(Raw records)
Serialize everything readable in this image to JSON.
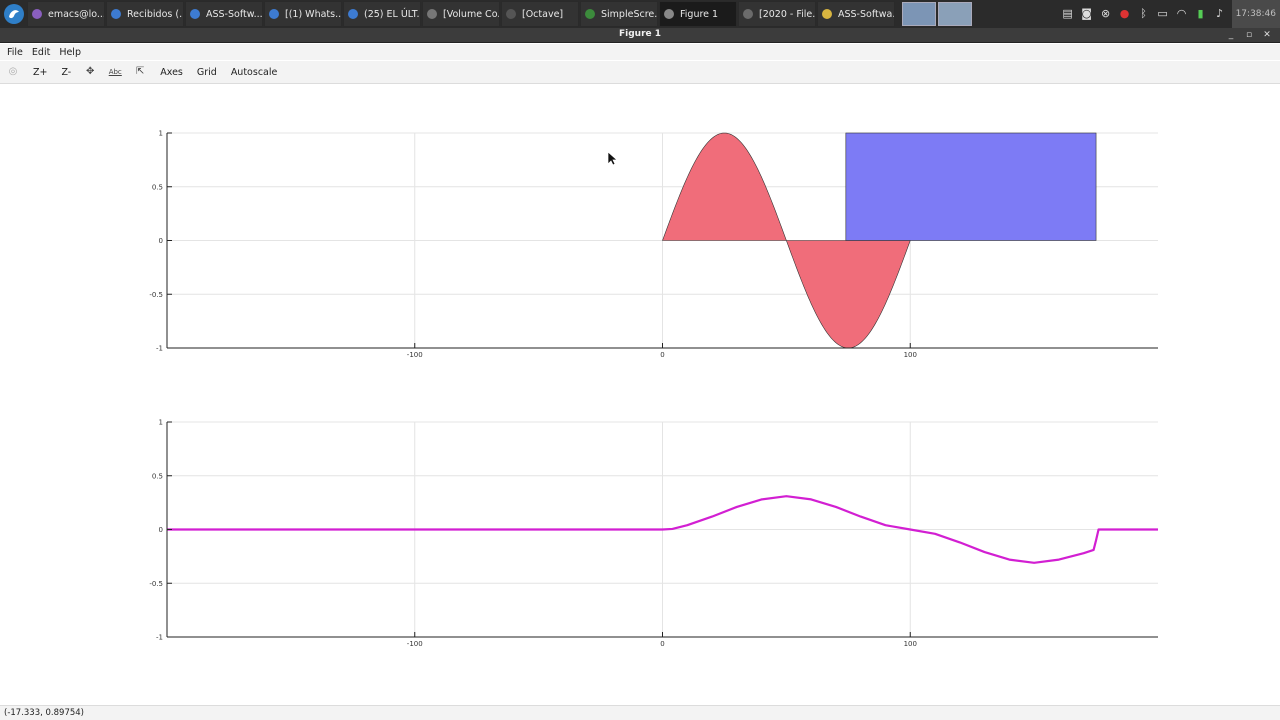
{
  "taskbar": {
    "tasks": [
      {
        "label": "emacs@lo...",
        "icon": "emacs-icon",
        "color": "#8a5fbf"
      },
      {
        "label": "Recibidos (...",
        "icon": "firefox-icon",
        "color": "#3d7bd1"
      },
      {
        "label": "ASS-Softw...",
        "icon": "firefox-icon",
        "color": "#3d7bd1"
      },
      {
        "label": "[(1) Whats...",
        "icon": "firefox-icon",
        "color": "#3d7bd1"
      },
      {
        "label": "(25) EL ÚLT...",
        "icon": "firefox-icon",
        "color": "#3d7bd1"
      },
      {
        "label": "[Volume Co...",
        "icon": "volume-icon",
        "color": "#777777"
      },
      {
        "label": "[Octave]",
        "icon": "octave-icon",
        "color": "#555555"
      },
      {
        "label": "SimpleScre...",
        "icon": "simplescreenrecorder-icon",
        "color": "#3c8b3c"
      },
      {
        "label": "Figure 1",
        "icon": "octave-icon",
        "color": "#888888"
      },
      {
        "label": "[2020 - File...",
        "icon": "folder-icon",
        "color": "#6b6b6b"
      },
      {
        "label": "ASS-Softwa...",
        "icon": "folder-icon",
        "color": "#d8b540"
      }
    ],
    "active_index": 8,
    "clock": "17:38:46"
  },
  "window": {
    "title": "Figure 1",
    "minimize": "_",
    "maximize": "▫",
    "close": "✕"
  },
  "menu": [
    "File",
    "Edit",
    "Help"
  ],
  "toolbar": {
    "zoom_in": "Z+",
    "zoom_out": "Z-",
    "axes": "Axes",
    "grid": "Grid",
    "autoscale": "Autoscale",
    "text_tool": "Abc"
  },
  "status": {
    "coords": "(-17.333, 0.89754)"
  },
  "chart_data": [
    {
      "type": "area",
      "xlim": [
        -200,
        200
      ],
      "ylim": [
        -1,
        1
      ],
      "xticks": [
        -100,
        0,
        100
      ],
      "yticks": [
        -1,
        -0.5,
        0,
        0.5,
        1
      ],
      "xtick_labels": [
        "-100",
        "0",
        "100"
      ],
      "ytick_labels": [
        "-1",
        "-0.5",
        "0",
        "0.5",
        "1"
      ],
      "grid": true,
      "series": [
        {
          "color": "#f06d7a",
          "kind": "sine-fill",
          "x": [
            0,
            100
          ],
          "amplitude": 1,
          "period": 100
        },
        {
          "color": "#7d7bf5",
          "kind": "rect-fill",
          "x": [
            74,
            175
          ],
          "y": [
            0,
            1
          ]
        }
      ]
    },
    {
      "type": "line",
      "xlim": [
        -200,
        200
      ],
      "ylim": [
        -1,
        1
      ],
      "xticks": [
        -100,
        0,
        100
      ],
      "yticks": [
        -1,
        -0.5,
        0,
        0.5,
        1
      ],
      "xtick_labels": [
        "-100",
        "0",
        "100"
      ],
      "ytick_labels": [
        "-1",
        "-0.5",
        "0",
        "0.5",
        "1"
      ],
      "grid": true,
      "series": [
        {
          "color": "#d21fd2",
          "x": [
            -200,
            0,
            4,
            10,
            20,
            30,
            40,
            50,
            60,
            70,
            80,
            90,
            100,
            110,
            120,
            130,
            140,
            150,
            160,
            170,
            174,
            175,
            176,
            200
          ],
          "y": [
            0,
            0,
            0.005,
            0.04,
            0.12,
            0.21,
            0.28,
            0.31,
            0.28,
            0.21,
            0.12,
            0.04,
            0.0,
            -0.04,
            -0.12,
            -0.21,
            -0.28,
            -0.31,
            -0.28,
            -0.22,
            -0.19,
            -0.1,
            0,
            0
          ]
        }
      ]
    }
  ]
}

▸ **Instruction**:
Write out all the entries again, word for word, and print no images.

▸ **Result for this exercise**:
Serialize everything readable in this image to JSON.
{
  "taskbar": {
    "tasks": [
      {
        "label": "emacs@lo...",
        "icon": "emacs-icon",
        "color": "#8a5fbf"
      },
      {
        "label": "Recibidos (...",
        "icon": "firefox-icon",
        "color": "#3d7bd1"
      },
      {
        "label": "ASS-Softw...",
        "icon": "firefox-icon",
        "color": "#3d7bd1"
      },
      {
        "label": "[(1) Whats...",
        "icon": "firefox-icon",
        "color": "#3d7bd1"
      },
      {
        "label": "(25) EL ÚLT...",
        "icon": "firefox-icon",
        "color": "#3d7bd1"
      },
      {
        "label": "[Volume Co...",
        "icon": "volume-icon",
        "color": "#777777"
      },
      {
        "label": "[Octave]",
        "icon": "octave-icon",
        "color": "#555555"
      },
      {
        "label": "SimpleScre...",
        "icon": "simplescreenrecorder-icon",
        "color": "#3c8b3c"
      },
      {
        "label": "Figure 1",
        "icon": "octave-icon",
        "color": "#888888"
      },
      {
        "label": "[2020 - File...",
        "icon": "folder-icon",
        "color": "#6b6b6b"
      },
      {
        "label": "ASS-Softwa...",
        "icon": "folder-icon",
        "color": "#d8b540"
      }
    ],
    "active_index": 8,
    "clock": "17:38:46"
  },
  "window": {
    "title": "Figure 1",
    "minimize": "_",
    "maximize": "▫",
    "close": "✕"
  },
  "menu": [
    "File",
    "Edit",
    "Help"
  ],
  "toolbar": {
    "zoom_in": "Z+",
    "zoom_out": "Z-",
    "axes": "Axes",
    "grid": "Grid",
    "autoscale": "Autoscale",
    "text_tool": "Abc"
  },
  "status": {
    "coords": "(-17.333, 0.89754)"
  },
  "chart_data": [
    {
      "type": "area",
      "xlim": [
        -200,
        200
      ],
      "ylim": [
        -1,
        1
      ],
      "xticks": [
        -100,
        0,
        100
      ],
      "yticks": [
        -1,
        -0.5,
        0,
        0.5,
        1
      ],
      "xtick_labels": [
        "-100",
        "0",
        "100"
      ],
      "ytick_labels": [
        "-1",
        "-0.5",
        "0",
        "0.5",
        "1"
      ],
      "grid": true,
      "series": [
        {
          "color": "#f06d7a",
          "kind": "sine-fill",
          "x": [
            0,
            100
          ],
          "amplitude": 1,
          "period": 100
        },
        {
          "color": "#7d7bf5",
          "kind": "rect-fill",
          "x": [
            74,
            175
          ],
          "y": [
            0,
            1
          ]
        }
      ]
    },
    {
      "type": "line",
      "xlim": [
        -200,
        200
      ],
      "ylim": [
        -1,
        1
      ],
      "xticks": [
        -100,
        0,
        100
      ],
      "yticks": [
        -1,
        -0.5,
        0,
        0.5,
        1
      ],
      "xtick_labels": [
        "-100",
        "0",
        "100"
      ],
      "ytick_labels": [
        "-1",
        "-0.5",
        "0",
        "0.5",
        "1"
      ],
      "grid": true,
      "series": [
        {
          "color": "#d21fd2",
          "x": [
            -200,
            0,
            4,
            10,
            20,
            30,
            40,
            50,
            60,
            70,
            80,
            90,
            100,
            110,
            120,
            130,
            140,
            150,
            160,
            170,
            174,
            175,
            176,
            200
          ],
          "y": [
            0,
            0,
            0.005,
            0.04,
            0.12,
            0.21,
            0.28,
            0.31,
            0.28,
            0.21,
            0.12,
            0.04,
            0.0,
            -0.04,
            -0.12,
            -0.21,
            -0.28,
            -0.31,
            -0.28,
            -0.22,
            -0.19,
            -0.1,
            0,
            0
          ]
        }
      ]
    }
  ]
}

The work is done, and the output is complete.